-- BEGIN --

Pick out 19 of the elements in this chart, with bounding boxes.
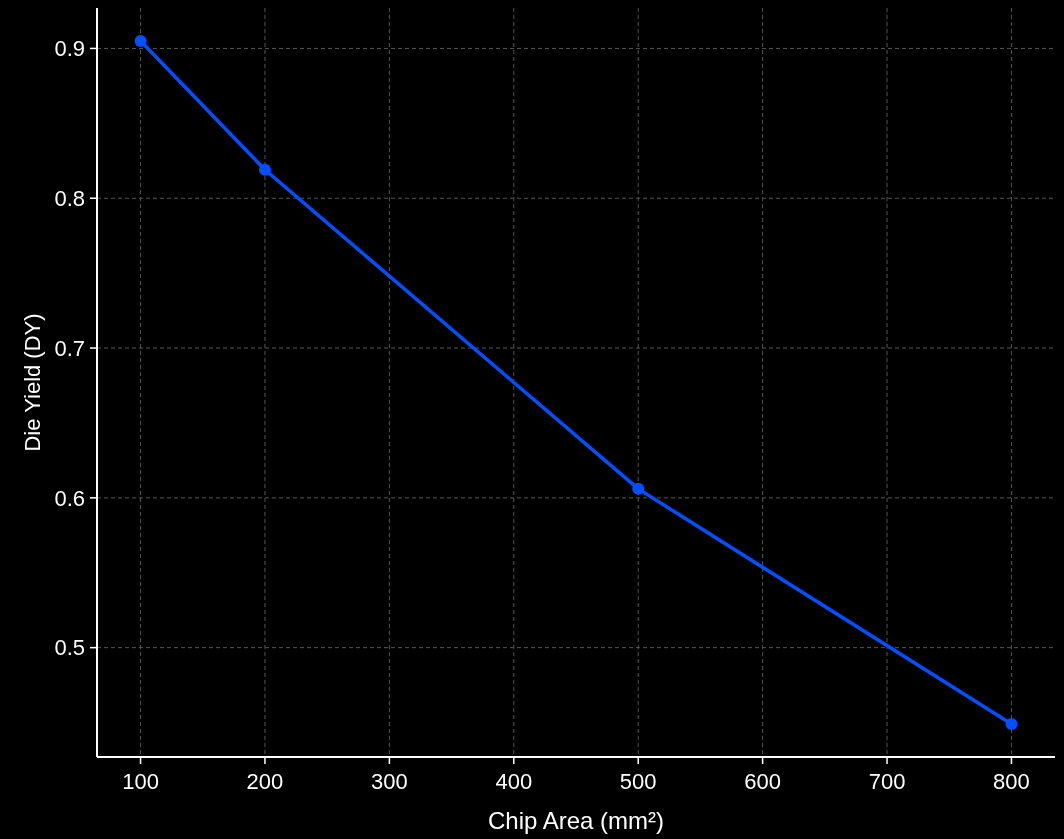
x-tick-label: 200 bbox=[246, 769, 284, 794]
x-axis-title: Chip Area (mm²) bbox=[487, 807, 665, 834]
y-axis-title: Die Yield (DY) bbox=[20, 313, 45, 452]
point bbox=[258, 163, 271, 176]
x-tick-label: 600 bbox=[744, 769, 781, 794]
y-tick-label: 0.9 bbox=[54, 36, 85, 62]
x-tick-label: 800 bbox=[993, 769, 1030, 794]
x-tick-label: 500 bbox=[619, 769, 657, 794]
y-tick-label: 0.7 bbox=[54, 335, 85, 361]
point bbox=[134, 34, 147, 47]
x-tick-label: 300 bbox=[371, 769, 408, 794]
x-tick-label: 700 bbox=[868, 769, 906, 794]
point bbox=[632, 482, 645, 495]
y-tick-label: 0.5 bbox=[54, 635, 85, 661]
y-tick-label: 0.6 bbox=[54, 485, 85, 511]
x-tick-label: 100 bbox=[122, 769, 159, 794]
x-tick-label: 400 bbox=[495, 769, 533, 794]
y-tick-label: 0.8 bbox=[54, 185, 85, 211]
point bbox=[1005, 718, 1018, 731]
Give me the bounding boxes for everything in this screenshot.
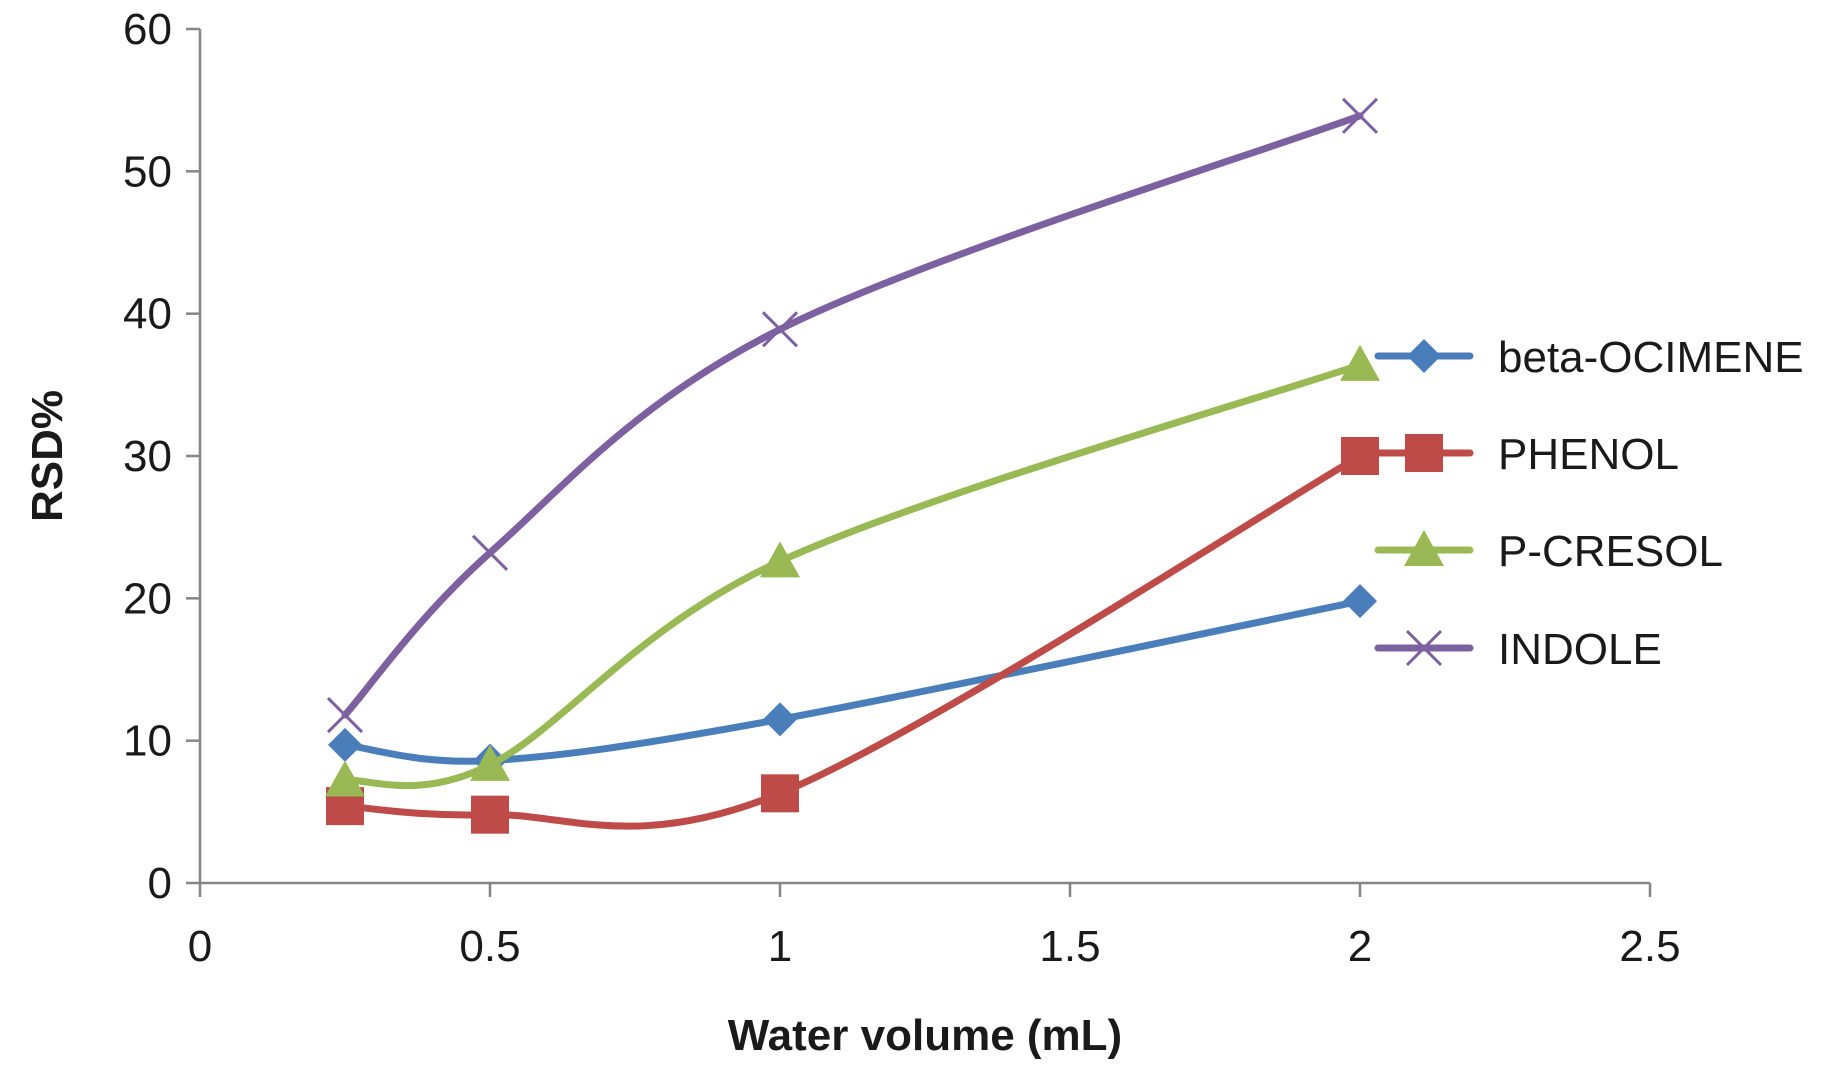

-- END --

#### [Aim]
Reproduce every item above word for word, leaving out the pictures.

#### [Output for this task]
Pick out 19 of the elements in this chart, with bounding boxes.
x-tick-label: 200 bbox=[246, 769, 284, 794]
x-axis-title: Chip Area (mm²) bbox=[487, 807, 665, 834]
y-axis-title: Die Yield (DY) bbox=[20, 313, 45, 452]
point bbox=[258, 163, 271, 176]
x-tick-label: 600 bbox=[744, 769, 781, 794]
y-tick-label: 0.9 bbox=[54, 36, 85, 62]
x-tick-label: 800 bbox=[993, 769, 1030, 794]
x-tick-label: 500 bbox=[619, 769, 657, 794]
y-tick-label: 0.7 bbox=[54, 335, 85, 361]
point bbox=[134, 34, 147, 47]
x-tick-label: 300 bbox=[371, 769, 408, 794]
x-tick-label: 700 bbox=[868, 769, 906, 794]
point bbox=[632, 482, 645, 495]
y-tick-label: 0.5 bbox=[54, 635, 85, 661]
y-tick-label: 0.6 bbox=[54, 485, 85, 511]
x-tick-label: 100 bbox=[122, 769, 159, 794]
x-tick-label: 400 bbox=[495, 769, 533, 794]
y-tick-label: 0.8 bbox=[54, 185, 85, 211]
point bbox=[1005, 718, 1018, 731]
Give me the bounding boxes for everything in this screenshot.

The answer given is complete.